• _TASK DESCRIPTION_
Reproduce the material exactly, omitting nothing.

───── TASK INPUTS

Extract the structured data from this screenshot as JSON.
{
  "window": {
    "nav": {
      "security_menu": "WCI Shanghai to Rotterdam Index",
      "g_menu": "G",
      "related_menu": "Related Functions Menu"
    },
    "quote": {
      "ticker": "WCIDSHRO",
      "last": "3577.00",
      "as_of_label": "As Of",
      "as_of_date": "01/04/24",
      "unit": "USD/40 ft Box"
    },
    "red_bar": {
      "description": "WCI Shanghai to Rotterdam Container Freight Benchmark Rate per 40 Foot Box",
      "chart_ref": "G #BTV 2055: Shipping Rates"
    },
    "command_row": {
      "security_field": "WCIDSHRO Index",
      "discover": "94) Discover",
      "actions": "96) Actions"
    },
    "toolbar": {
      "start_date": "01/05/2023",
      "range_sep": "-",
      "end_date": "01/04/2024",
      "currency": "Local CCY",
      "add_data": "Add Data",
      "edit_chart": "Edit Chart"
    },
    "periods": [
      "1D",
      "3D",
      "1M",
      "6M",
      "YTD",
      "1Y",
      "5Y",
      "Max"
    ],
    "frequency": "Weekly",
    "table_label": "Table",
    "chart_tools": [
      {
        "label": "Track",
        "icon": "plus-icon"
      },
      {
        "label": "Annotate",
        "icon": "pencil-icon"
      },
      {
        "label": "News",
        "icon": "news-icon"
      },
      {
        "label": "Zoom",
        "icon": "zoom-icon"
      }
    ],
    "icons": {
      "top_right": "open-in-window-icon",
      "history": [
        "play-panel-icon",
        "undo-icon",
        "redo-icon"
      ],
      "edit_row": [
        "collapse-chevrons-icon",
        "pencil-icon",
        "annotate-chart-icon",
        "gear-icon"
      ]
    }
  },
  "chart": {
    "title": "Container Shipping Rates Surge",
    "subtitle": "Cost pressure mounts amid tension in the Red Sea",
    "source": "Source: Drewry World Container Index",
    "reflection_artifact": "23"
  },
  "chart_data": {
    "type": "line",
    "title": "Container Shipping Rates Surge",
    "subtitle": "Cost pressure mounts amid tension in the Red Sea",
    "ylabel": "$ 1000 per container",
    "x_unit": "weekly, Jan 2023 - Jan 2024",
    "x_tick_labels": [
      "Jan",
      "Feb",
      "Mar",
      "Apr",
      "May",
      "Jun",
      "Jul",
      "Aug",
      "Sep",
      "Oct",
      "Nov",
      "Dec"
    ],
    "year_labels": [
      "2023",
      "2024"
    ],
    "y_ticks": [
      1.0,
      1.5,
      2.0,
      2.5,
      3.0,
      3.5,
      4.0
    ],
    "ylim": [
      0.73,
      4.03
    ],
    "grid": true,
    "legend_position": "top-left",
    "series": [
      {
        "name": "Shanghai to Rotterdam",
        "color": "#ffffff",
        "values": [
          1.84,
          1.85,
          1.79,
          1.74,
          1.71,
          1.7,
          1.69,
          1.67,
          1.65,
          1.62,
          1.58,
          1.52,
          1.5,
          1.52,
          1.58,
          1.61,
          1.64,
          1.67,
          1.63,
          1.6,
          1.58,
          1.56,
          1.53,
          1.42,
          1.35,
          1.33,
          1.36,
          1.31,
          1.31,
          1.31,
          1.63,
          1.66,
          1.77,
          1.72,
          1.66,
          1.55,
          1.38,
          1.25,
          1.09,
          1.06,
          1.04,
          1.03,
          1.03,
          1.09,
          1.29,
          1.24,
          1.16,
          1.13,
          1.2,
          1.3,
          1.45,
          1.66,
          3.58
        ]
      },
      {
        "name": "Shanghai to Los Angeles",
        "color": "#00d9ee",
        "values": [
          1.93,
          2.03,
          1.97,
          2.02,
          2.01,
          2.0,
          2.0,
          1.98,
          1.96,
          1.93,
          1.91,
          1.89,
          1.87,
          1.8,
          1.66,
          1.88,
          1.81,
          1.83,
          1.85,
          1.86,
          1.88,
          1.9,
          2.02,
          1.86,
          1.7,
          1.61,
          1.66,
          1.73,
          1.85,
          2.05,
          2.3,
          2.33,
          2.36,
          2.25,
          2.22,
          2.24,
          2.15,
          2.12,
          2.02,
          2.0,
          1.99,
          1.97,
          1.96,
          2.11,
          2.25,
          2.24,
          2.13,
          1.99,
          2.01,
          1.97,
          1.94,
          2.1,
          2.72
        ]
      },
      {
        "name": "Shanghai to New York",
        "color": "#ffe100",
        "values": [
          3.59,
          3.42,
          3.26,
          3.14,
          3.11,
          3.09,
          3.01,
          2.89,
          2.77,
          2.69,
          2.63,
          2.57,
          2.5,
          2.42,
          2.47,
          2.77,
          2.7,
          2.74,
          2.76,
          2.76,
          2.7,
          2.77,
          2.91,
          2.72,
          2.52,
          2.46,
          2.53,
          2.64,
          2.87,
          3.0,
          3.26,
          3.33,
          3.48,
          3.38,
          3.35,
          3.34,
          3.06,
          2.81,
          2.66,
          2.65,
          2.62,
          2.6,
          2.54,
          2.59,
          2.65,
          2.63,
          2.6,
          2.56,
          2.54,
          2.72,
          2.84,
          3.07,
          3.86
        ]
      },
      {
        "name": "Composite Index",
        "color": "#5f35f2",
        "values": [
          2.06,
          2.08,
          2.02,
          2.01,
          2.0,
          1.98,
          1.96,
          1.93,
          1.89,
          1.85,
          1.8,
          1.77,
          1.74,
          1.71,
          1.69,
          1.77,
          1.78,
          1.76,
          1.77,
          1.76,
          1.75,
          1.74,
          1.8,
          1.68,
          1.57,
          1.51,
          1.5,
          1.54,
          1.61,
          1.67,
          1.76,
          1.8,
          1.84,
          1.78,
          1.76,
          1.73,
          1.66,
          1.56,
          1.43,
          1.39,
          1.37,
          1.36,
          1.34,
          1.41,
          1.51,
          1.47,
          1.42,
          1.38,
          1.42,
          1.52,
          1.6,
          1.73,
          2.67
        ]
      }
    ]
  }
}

──────────

• _REPLY TO THE EXERCISE_
Extract the structured data from this screenshot as JSON.
{
  "window": {
    "nav": {
      "security_menu": "WCI Shanghai to Rotterdam Index",
      "g_menu": "G",
      "related_menu": "Related Functions Menu"
    },
    "quote": {
      "ticker": "WCIDSHRO",
      "last": "3577.00",
      "as_of_label": "As Of",
      "as_of_date": "01/04/24",
      "unit": "USD/40 ft Box"
    },
    "red_bar": {
      "description": "WCI Shanghai to Rotterdam Container Freight Benchmark Rate per 40 Foot Box",
      "chart_ref": "G #BTV 2055: Shipping Rates"
    },
    "command_row": {
      "security_field": "WCIDSHRO Index",
      "discover": "94) Discover",
      "actions": "96) Actions"
    },
    "toolbar": {
      "start_date": "01/05/2023",
      "range_sep": "-",
      "end_date": "01/04/2024",
      "currency": "Local CCY",
      "add_data": "Add Data",
      "edit_chart": "Edit Chart"
    },
    "periods": [
      "1D",
      "3D",
      "1M",
      "6M",
      "YTD",
      "1Y",
      "5Y",
      "Max"
    ],
    "frequency": "Weekly",
    "table_label": "Table",
    "chart_tools": [
      {
        "label": "Track",
        "icon": "plus-icon"
      },
      {
        "label": "Annotate",
        "icon": "pencil-icon"
      },
      {
        "label": "News",
        "icon": "news-icon"
      },
      {
        "label": "Zoom",
        "icon": "zoom-icon"
      }
    ],
    "icons": {
      "top_right": "open-in-window-icon",
      "history": [
        "play-panel-icon",
        "undo-icon",
        "redo-icon"
      ],
      "edit_row": [
        "collapse-chevrons-icon",
        "pencil-icon",
        "annotate-chart-icon",
        "gear-icon"
      ]
    }
  },
  "chart": {
    "title": "Container Shipping Rates Surge",
    "subtitle": "Cost pressure mounts amid tension in the Red Sea",
    "source": "Source: Drewry World Container Index",
    "reflection_artifact": "23"
  },
  "chart_data": {
    "type": "line",
    "title": "Container Shipping Rates Surge",
    "subtitle": "Cost pressure mounts amid tension in the Red Sea",
    "ylabel": "$ 1000 per container",
    "x_unit": "weekly, Jan 2023 - Jan 2024",
    "x_tick_labels": [
      "Jan",
      "Feb",
      "Mar",
      "Apr",
      "May",
      "Jun",
      "Jul",
      "Aug",
      "Sep",
      "Oct",
      "Nov",
      "Dec"
    ],
    "year_labels": [
      "2023",
      "2024"
    ],
    "y_ticks": [
      1.0,
      1.5,
      2.0,
      2.5,
      3.0,
      3.5,
      4.0
    ],
    "ylim": [
      0.73,
      4.03
    ],
    "grid": true,
    "legend_position": "top-left",
    "series": [
      {
        "name": "Shanghai to Rotterdam",
        "color": "#ffffff",
        "values": [
          1.84,
          1.85,
          1.79,
          1.74,
          1.71,
          1.7,
          1.69,
          1.67,
          1.65,
          1.62,
          1.58,
          1.52,
          1.5,
          1.52,
          1.58,
          1.61,
          1.64,
          1.67,
          1.63,
          1.6,
          1.58,
          1.56,
          1.53,
          1.42,
          1.35,
          1.33,
          1.36,
          1.31,
          1.31,
          1.31,
          1.63,
          1.66,
          1.77,
          1.72,
          1.66,
          1.55,
          1.38,
          1.25,
          1.09,
          1.06,
          1.04,
          1.03,
          1.03,
          1.09,
          1.29,
          1.24,
          1.16,
          1.13,
          1.2,
          1.3,
          1.45,
          1.66,
          3.58
        ]
      },
      {
        "name": "Shanghai to Los Angeles",
        "color": "#00d9ee",
        "values": [
          1.93,
          2.03,
          1.97,
          2.02,
          2.01,
          2.0,
          2.0,
          1.98,
          1.96,
          1.93,
          1.91,
          1.89,
          1.87,
          1.8,
          1.66,
          1.88,
          1.81,
          1.83,
          1.85,
          1.86,
          1.88,
          1.9,
          2.02,
          1.86,
          1.7,
          1.61,
          1.66,
          1.73,
          1.85,
          2.05,
          2.3,
          2.33,
          2.36,
          2.25,
          2.22,
          2.24,
          2.15,
          2.12,
          2.02,
          2.0,
          1.99,
          1.97,
          1.96,
          2.11,
          2.25,
          2.24,
          2.13,
          1.99,
          2.01,
          1.97,
          1.94,
          2.1,
          2.72
        ]
      },
      {
        "name": "Shanghai to New York",
        "color": "#ffe100",
        "values": [
          3.59,
          3.42,
          3.26,
          3.14,
          3.11,
          3.09,
          3.01,
          2.89,
          2.77,
          2.69,
          2.63,
          2.57,
          2.5,
          2.42,
          2.47,
          2.77,
          2.7,
          2.74,
          2.76,
          2.76,
          2.7,
          2.77,
          2.91,
          2.72,
          2.52,
          2.46,
          2.53,
          2.64,
          2.87,
          3.0,
          3.26,
          3.33,
          3.48,
          3.38,
          3.35,
          3.34,
          3.06,
          2.81,
          2.66,
          2.65,
          2.62,
          2.6,
          2.54,
          2.59,
          2.65,
          2.63,
          2.6,
          2.56,
          2.54,
          2.72,
          2.84,
          3.07,
          3.86
        ]
      },
      {
        "name": "Composite Index",
        "color": "#5f35f2",
        "values": [
          2.06,
          2.08,
          2.02,
          2.01,
          2.0,
          1.98,
          1.96,
          1.93,
          1.89,
          1.85,
          1.8,
          1.77,
          1.74,
          1.71,
          1.69,
          1.77,
          1.78,
          1.76,
          1.77,
          1.76,
          1.75,
          1.74,
          1.8,
          1.68,
          1.57,
          1.51,
          1.5,
          1.54,
          1.61,
          1.67,
          1.76,
          1.8,
          1.84,
          1.78,
          1.76,
          1.73,
          1.66,
          1.56,
          1.43,
          1.39,
          1.37,
          1.36,
          1.34,
          1.41,
          1.51,
          1.47,
          1.42,
          1.38,
          1.42,
          1.52,
          1.6,
          1.73,
          2.67
        ]
      }
    ]
  }
}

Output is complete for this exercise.